WHAT IS NEEDED: Scan the material below for every line with the string "text", and copy those lines.

═════ EXERCISE MATERIALS

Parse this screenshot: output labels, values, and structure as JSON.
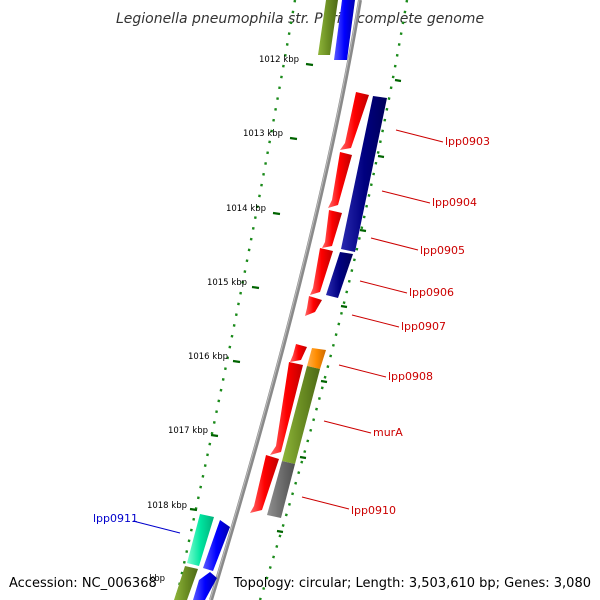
{
  "title": "Legionella pneumophila str. Paris, complete genome",
  "footer": {
    "accession": "Accession: NC_006368",
    "topology": "Topology: circular; Length: 3,503,610 bp; Genes: 3,080"
  },
  "ticks": [
    {
      "label": "1012 kbp"
    },
    {
      "label": "1013 kbp"
    },
    {
      "label": "1014 kbp"
    },
    {
      "label": "1015 kbp"
    },
    {
      "label": "1016 kbp"
    },
    {
      "label": "1017 kbp"
    },
    {
      "label": "1018 kbp"
    },
    {
      "label": "kbp"
    }
  ],
  "gene_labels": [
    {
      "text": "lpp0903",
      "color": "#cc0000"
    },
    {
      "text": "lpp0904",
      "color": "#cc0000"
    },
    {
      "text": "lpp0905",
      "color": "#cc0000"
    },
    {
      "text": "lpp0906",
      "color": "#cc0000"
    },
    {
      "text": "lpp0907",
      "color": "#cc0000"
    },
    {
      "text": "lpp0908",
      "color": "#cc0000"
    },
    {
      "text": "murA",
      "color": "#cc0000"
    },
    {
      "text": "lpp0910",
      "color": "#cc0000"
    },
    {
      "text": "lpp0911",
      "color": "#0000cc"
    }
  ],
  "colors": {
    "backbone": "#8a8a8a",
    "gene_red": "#ff0000",
    "cog_navy": "#000080",
    "cog_olive": "#6b8e23",
    "cog_gray": "#6e6e6e",
    "cog_orange": "#ff8c00",
    "gene_blue": "#0000ff",
    "cog_teal": "#00e5a0",
    "tick_green": "#006400"
  }
}
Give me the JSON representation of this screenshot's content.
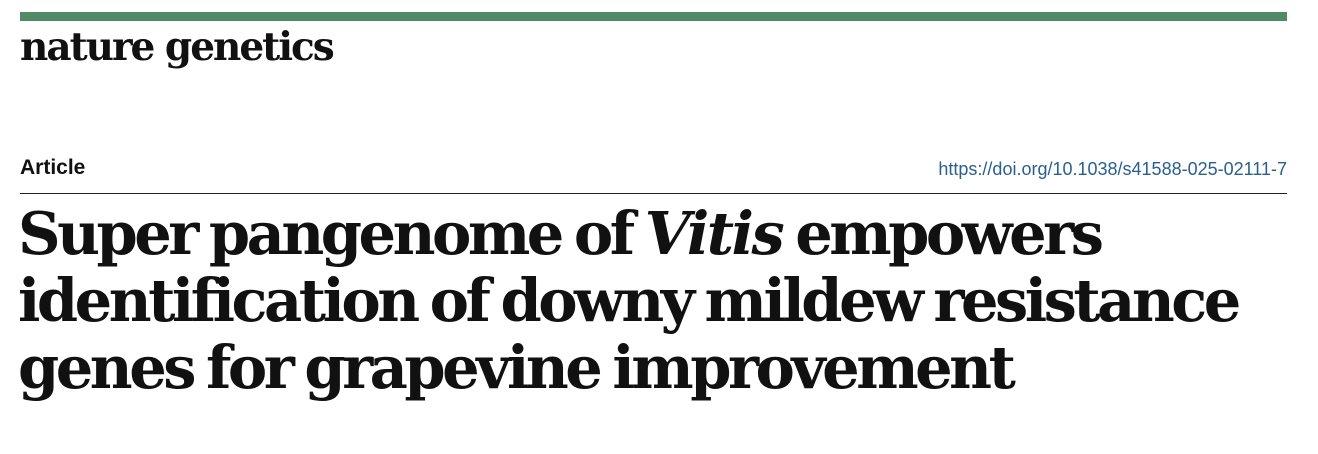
{
  "journal": {
    "name": "nature genetics",
    "brand_color": "#508a67"
  },
  "header": {
    "article_type": "Article",
    "doi": "https://doi.org/10.1038/s41588-025-02111-7",
    "link_color": "#2a5f8f"
  },
  "title": {
    "line1_before": "Super pangenome of ",
    "line1_italic": "Vitis",
    "line1_after": " empowers",
    "line2": "identification of downy mildew resistance",
    "line3": "genes for grapevine improvement"
  }
}
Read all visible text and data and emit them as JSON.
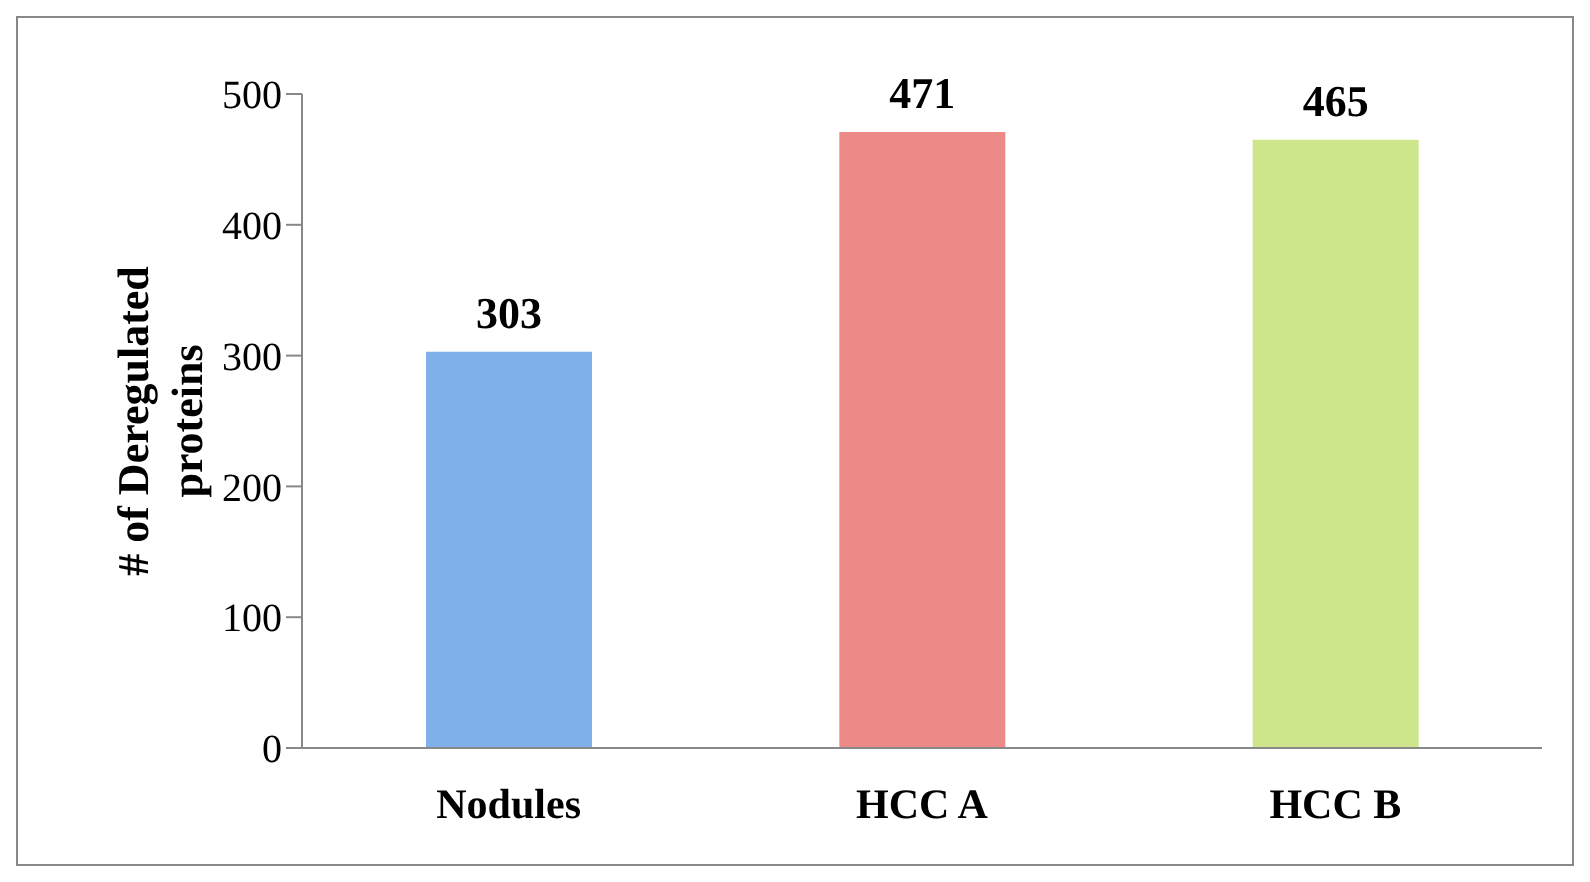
{
  "chart_data": {
    "type": "bar",
    "ylabel": "# of Deregulated proteins",
    "categories": [
      "Nodules",
      "HCC A",
      "HCC B"
    ],
    "values": [
      303,
      471,
      465
    ],
    "colors": [
      "#7fb0ea",
      "#ec8a88",
      "#cde68c"
    ],
    "ylim": [
      0,
      500
    ],
    "yticks": [
      0,
      100,
      200,
      300,
      400,
      500
    ],
    "grid": false,
    "data_labels": true
  }
}
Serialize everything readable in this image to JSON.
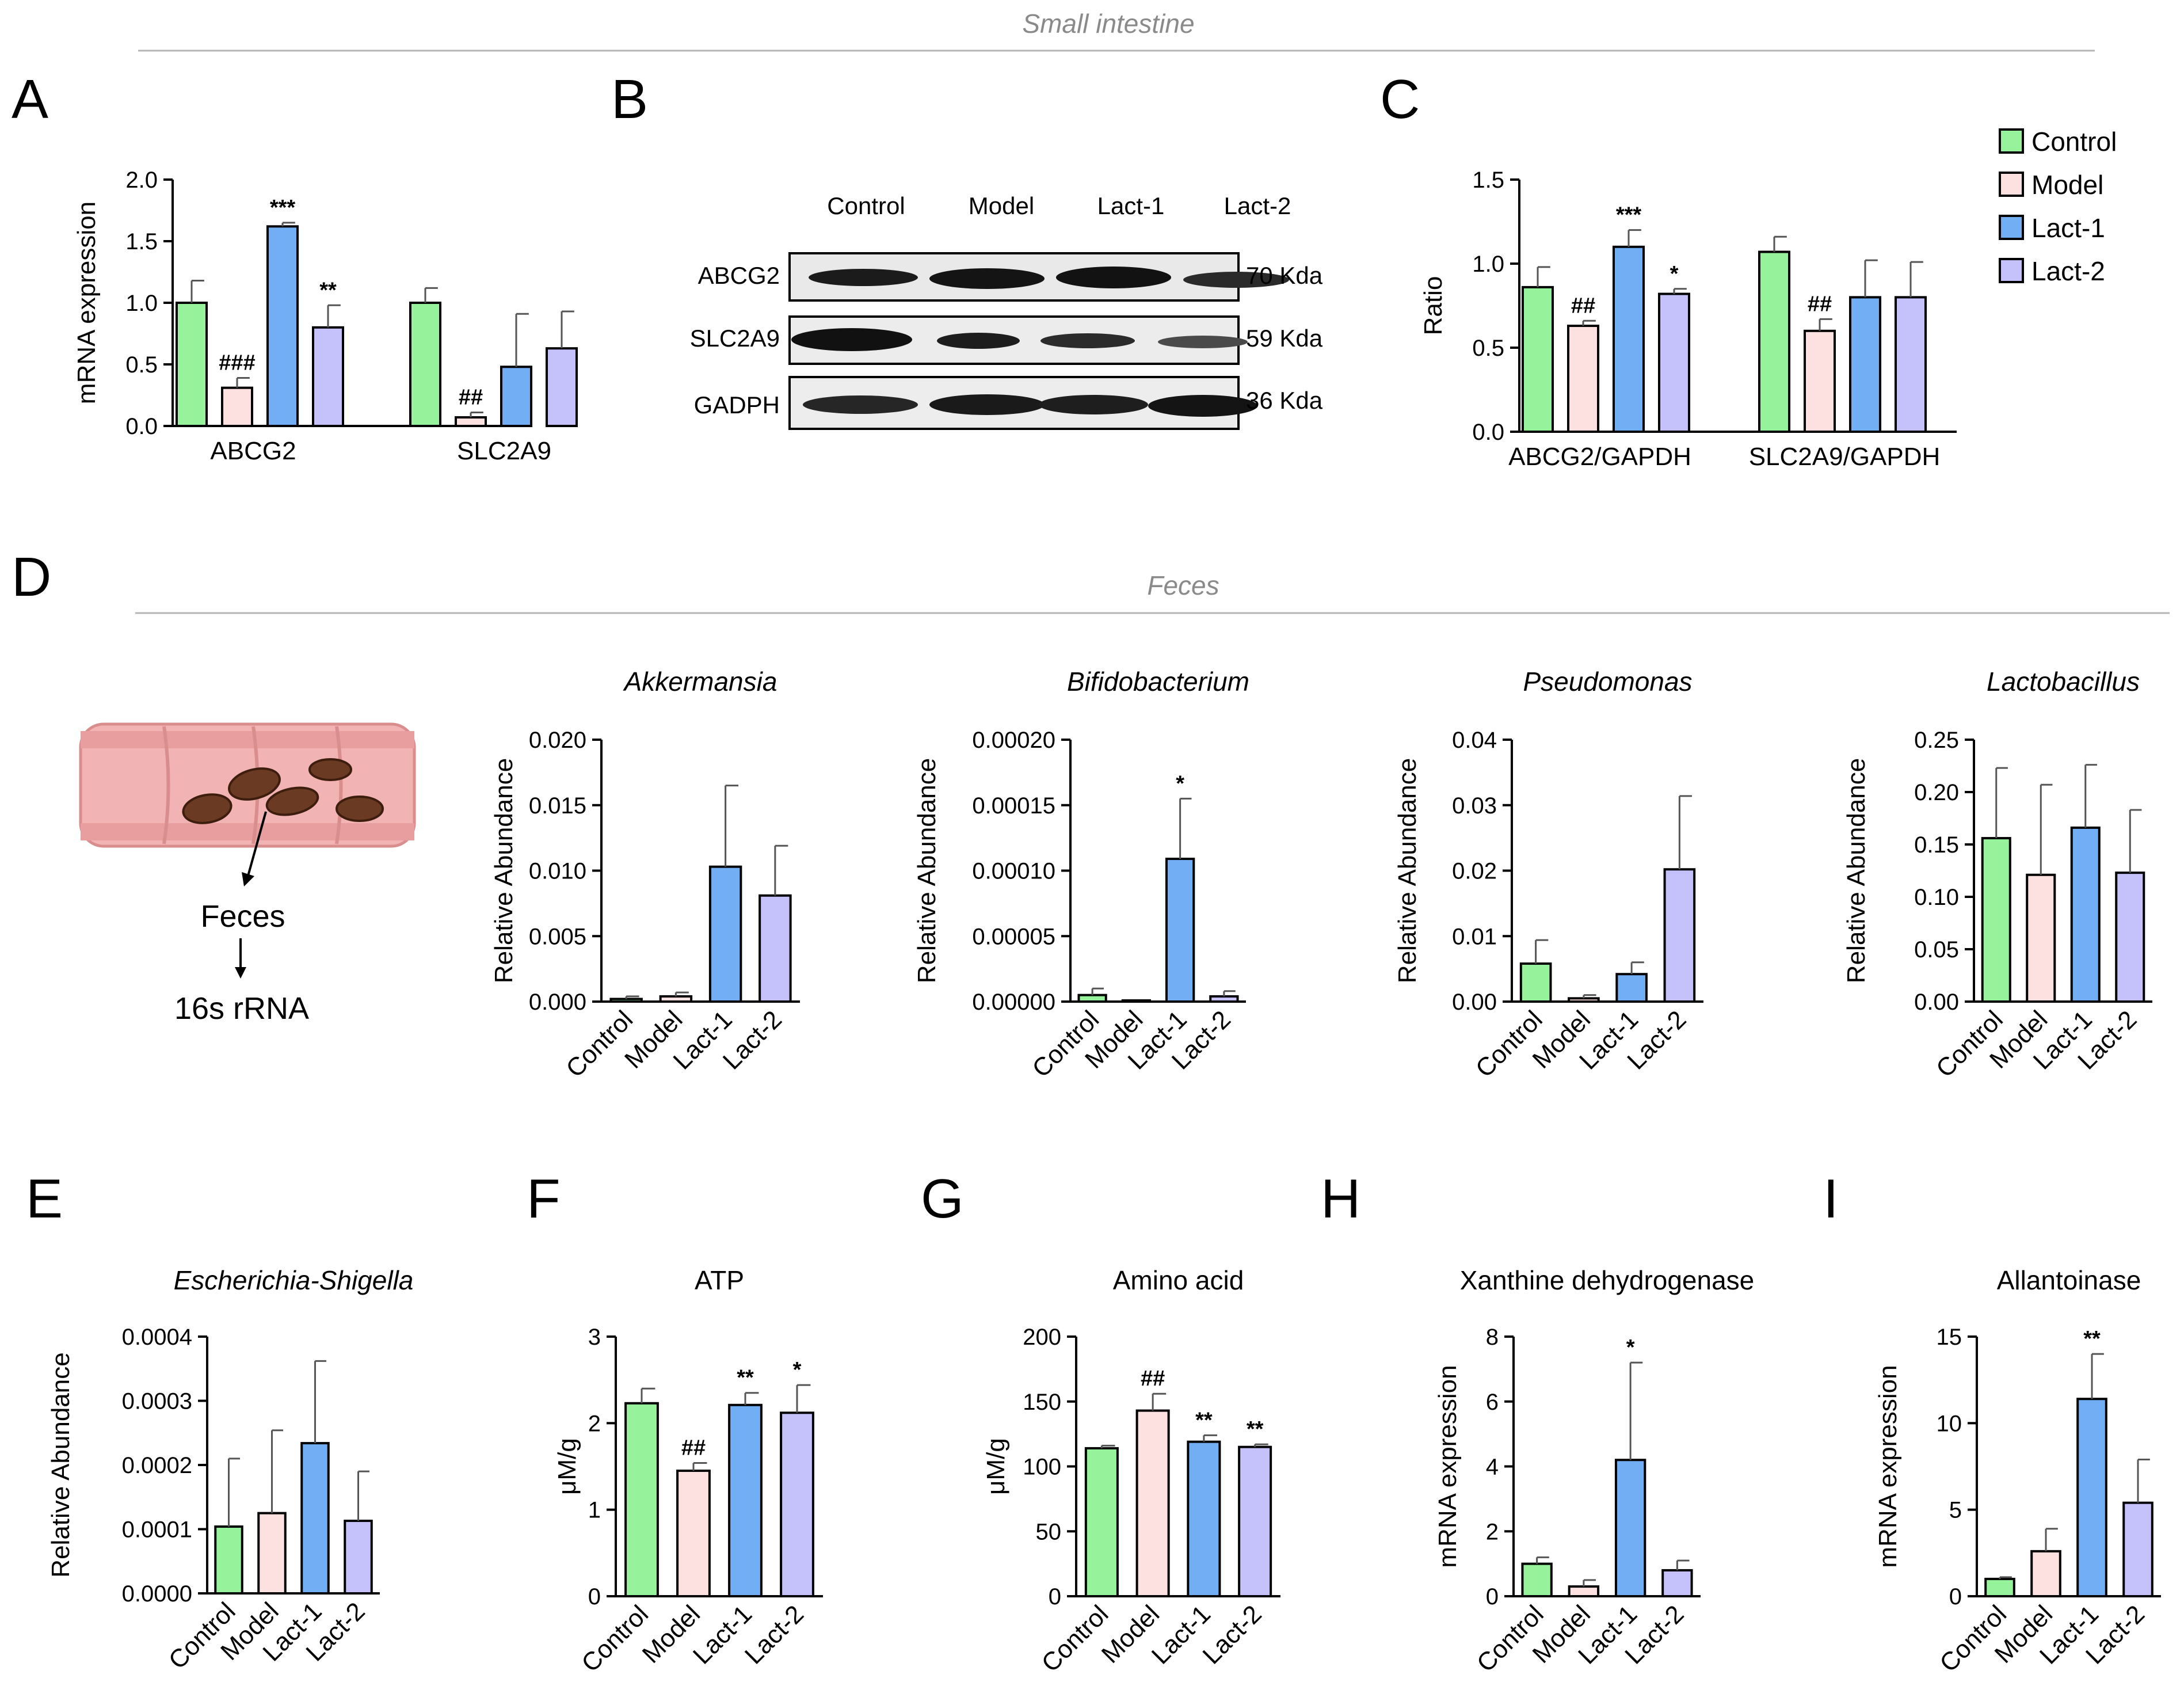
{
  "figure": {
    "panel_letters": [
      "A",
      "B",
      "C",
      "D",
      "E",
      "F",
      "G",
      "H",
      "I"
    ],
    "section_small_intestine": "Small intestine",
    "section_feces": "Feces",
    "legend": [
      {
        "label": "Control",
        "color": "#97f39b"
      },
      {
        "label": "Model",
        "color": "#fde0e0"
      },
      {
        "label": "Lact-1",
        "color": "#72aef4"
      },
      {
        "label": "Lact-2",
        "color": "#c5c1fb"
      }
    ],
    "schematic": {
      "step1": "Feces",
      "step2": "16s rRNA"
    },
    "western_blot": {
      "lanes": [
        "Control",
        "Model",
        "Lact-1",
        "Lact-2"
      ],
      "rows": [
        {
          "protein": "ABCG2",
          "size": "70 Kda"
        },
        {
          "protein": "SLC2A9",
          "size": "59 Kda"
        },
        {
          "protein": "GADPH",
          "size": "36 Kda"
        }
      ]
    }
  },
  "chart_data": [
    {
      "id": "A",
      "type": "bar",
      "title": "",
      "ylabel": "mRNA expression",
      "ylim": [
        0,
        2.0
      ],
      "yticks": [
        "0.0",
        "0.5",
        "1.0",
        "1.5",
        "2.0"
      ],
      "categories": [
        "ABCG2",
        "SLC2A9"
      ],
      "series": [
        {
          "name": "Control",
          "values": [
            1.0,
            1.0
          ],
          "errors": [
            0.18,
            0.12
          ],
          "marks": [
            "",
            ""
          ]
        },
        {
          "name": "Model",
          "values": [
            0.31,
            0.07
          ],
          "errors": [
            0.08,
            0.04
          ],
          "marks": [
            "###",
            "##"
          ]
        },
        {
          "name": "Lact-1",
          "values": [
            1.62,
            0.48
          ],
          "errors": [
            0.03,
            0.43
          ],
          "marks": [
            "***",
            ""
          ]
        },
        {
          "name": "Lact-2",
          "values": [
            0.8,
            0.63
          ],
          "errors": [
            0.18,
            0.3
          ],
          "marks": [
            "**",
            ""
          ]
        }
      ]
    },
    {
      "id": "C",
      "type": "bar",
      "title": "",
      "ylabel": "Ratio",
      "ylim": [
        0,
        1.5
      ],
      "yticks": [
        "0.0",
        "0.5",
        "1.0",
        "1.5"
      ],
      "categories": [
        "ABCG2/GAPDH",
        "SLC2A9/GAPDH"
      ],
      "series": [
        {
          "name": "Control",
          "values": [
            0.86,
            1.07
          ],
          "errors": [
            0.12,
            0.09
          ],
          "marks": [
            "",
            ""
          ]
        },
        {
          "name": "Model",
          "values": [
            0.63,
            0.6
          ],
          "errors": [
            0.03,
            0.07
          ],
          "marks": [
            "##",
            "##"
          ]
        },
        {
          "name": "Lact-1",
          "values": [
            1.1,
            0.8
          ],
          "errors": [
            0.1,
            0.22
          ],
          "marks": [
            "***",
            ""
          ]
        },
        {
          "name": "Lact-2",
          "values": [
            0.82,
            0.8
          ],
          "errors": [
            0.03,
            0.21
          ],
          "marks": [
            "*",
            ""
          ]
        }
      ]
    },
    {
      "id": "D1",
      "type": "bar",
      "title": "Akkermansia",
      "title_italic": true,
      "ylabel": "Relative Abundance",
      "ylim": [
        0,
        0.02
      ],
      "yticks": [
        "0.000",
        "0.005",
        "0.010",
        "0.015",
        "0.020"
      ],
      "categories": [
        "Control",
        "Model",
        "Lact-1",
        "Lact-2"
      ],
      "values": [
        0.0002,
        0.0004,
        0.0103,
        0.0081
      ],
      "errors": [
        0.0002,
        0.0003,
        0.0062,
        0.0038
      ],
      "marks": [
        "",
        "",
        "",
        ""
      ]
    },
    {
      "id": "D2",
      "type": "bar",
      "title": "Bifidobacterium",
      "title_italic": true,
      "ylabel": "Relative Abundance",
      "ylim": [
        0,
        0.0002
      ],
      "yticks": [
        "0.00000",
        "0.00005",
        "0.00010",
        "0.00015",
        "0.00020"
      ],
      "categories": [
        "Control",
        "Model",
        "Lact-1",
        "Lact-2"
      ],
      "values": [
        5e-06,
        0.0,
        0.000109,
        4e-06
      ],
      "errors": [
        5e-06,
        0.0,
        4.6e-05,
        4e-06
      ],
      "marks": [
        "",
        "",
        "*",
        ""
      ]
    },
    {
      "id": "D3",
      "type": "bar",
      "title": "Pseudomonas",
      "title_italic": true,
      "ylabel": "Relative Abundance",
      "ylim": [
        0,
        0.04
      ],
      "yticks": [
        "0.00",
        "0.01",
        "0.02",
        "0.03",
        "0.04"
      ],
      "categories": [
        "Control",
        "Model",
        "Lact-1",
        "Lact-2"
      ],
      "values": [
        0.0058,
        0.0005,
        0.0042,
        0.0202
      ],
      "errors": [
        0.0036,
        0.0005,
        0.0018,
        0.0112
      ],
      "marks": [
        "",
        "",
        "",
        ""
      ]
    },
    {
      "id": "D4",
      "type": "bar",
      "title": "Lactobacillus",
      "title_italic": true,
      "ylabel": "Relative Abundance",
      "ylim": [
        0,
        0.25
      ],
      "yticks": [
        "0.00",
        "0.05",
        "0.10",
        "0.15",
        "0.20",
        "0.25"
      ],
      "categories": [
        "Control",
        "Model",
        "Lact-1",
        "Lact-2"
      ],
      "values": [
        0.156,
        0.121,
        0.166,
        0.123
      ],
      "errors": [
        0.067,
        0.086,
        0.06,
        0.06
      ],
      "marks": [
        "",
        "",
        "",
        ""
      ]
    },
    {
      "id": "E",
      "type": "bar",
      "title": "Escherichia-Shigella",
      "title_italic": true,
      "ylabel": "Relative Abundance",
      "ylim": [
        0,
        0.0004
      ],
      "yticks": [
        "0.0000",
        "0.0001",
        "0.0002",
        "0.0003",
        "0.0004"
      ],
      "categories": [
        "Control",
        "Model",
        "Lact-1",
        "Lact-2"
      ],
      "values": [
        0.000104,
        0.000125,
        0.000234,
        0.000113
      ],
      "errors": [
        0.000106,
        0.000129,
        0.000128,
        7.7e-05
      ],
      "marks": [
        "",
        "",
        "",
        ""
      ]
    },
    {
      "id": "F",
      "type": "bar",
      "title": "ATP",
      "title_italic": false,
      "ylabel": "μM/g",
      "ylim": [
        0,
        3
      ],
      "yticks": [
        "0",
        "1",
        "2",
        "3"
      ],
      "categories": [
        "Control",
        "Model",
        "Lact-1",
        "Lact-2"
      ],
      "values": [
        2.23,
        1.45,
        2.21,
        2.12
      ],
      "errors": [
        0.17,
        0.09,
        0.14,
        0.32
      ],
      "marks": [
        "",
        "##",
        "**",
        "*"
      ]
    },
    {
      "id": "G",
      "type": "bar",
      "title": "Amino acid",
      "title_italic": false,
      "ylabel": "μM/g",
      "ylim": [
        0,
        200
      ],
      "yticks": [
        "0",
        "50",
        "100",
        "150",
        "200"
      ],
      "categories": [
        "Control",
        "Model",
        "Lact-1",
        "Lact-2"
      ],
      "values": [
        114,
        143,
        119,
        115
      ],
      "errors": [
        2,
        13,
        5,
        2
      ],
      "marks": [
        "",
        "##",
        "**",
        "**"
      ]
    },
    {
      "id": "H",
      "type": "bar",
      "title": "Xanthine dehydrogenase",
      "title_italic": false,
      "ylabel": "mRNA expression",
      "ylim": [
        0,
        8
      ],
      "yticks": [
        "0",
        "2",
        "4",
        "6",
        "8"
      ],
      "categories": [
        "Control",
        "Model",
        "Lact-1",
        "Lact-2"
      ],
      "values": [
        1.0,
        0.3,
        4.2,
        0.8
      ],
      "errors": [
        0.2,
        0.2,
        3.0,
        0.3
      ],
      "marks": [
        "",
        "",
        "*",
        ""
      ]
    },
    {
      "id": "I",
      "type": "bar",
      "title": "Allantoinase",
      "title_italic": false,
      "ylabel": "mRNA expression",
      "ylim": [
        0,
        15
      ],
      "yticks": [
        "0",
        "5",
        "10",
        "15"
      ],
      "categories": [
        "Control",
        "Model",
        "Lact-1",
        "Lact-2"
      ],
      "values": [
        1.0,
        2.6,
        11.4,
        5.4
      ],
      "errors": [
        0.1,
        1.3,
        2.6,
        2.5
      ],
      "marks": [
        "",
        "",
        "**",
        ""
      ]
    }
  ]
}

══════════

ANSWER BELOW:
      "text": "lpp0903",
      "text": "lpp0904",
      "text": "lpp0905",
      "text": "lpp0906",
      "text": "lpp0907",
      "text": "lpp0908",
      "text": "murA",
      "text": "lpp0910",
      "text": "lpp0911",
Read all visible text and data and emit them as JSON.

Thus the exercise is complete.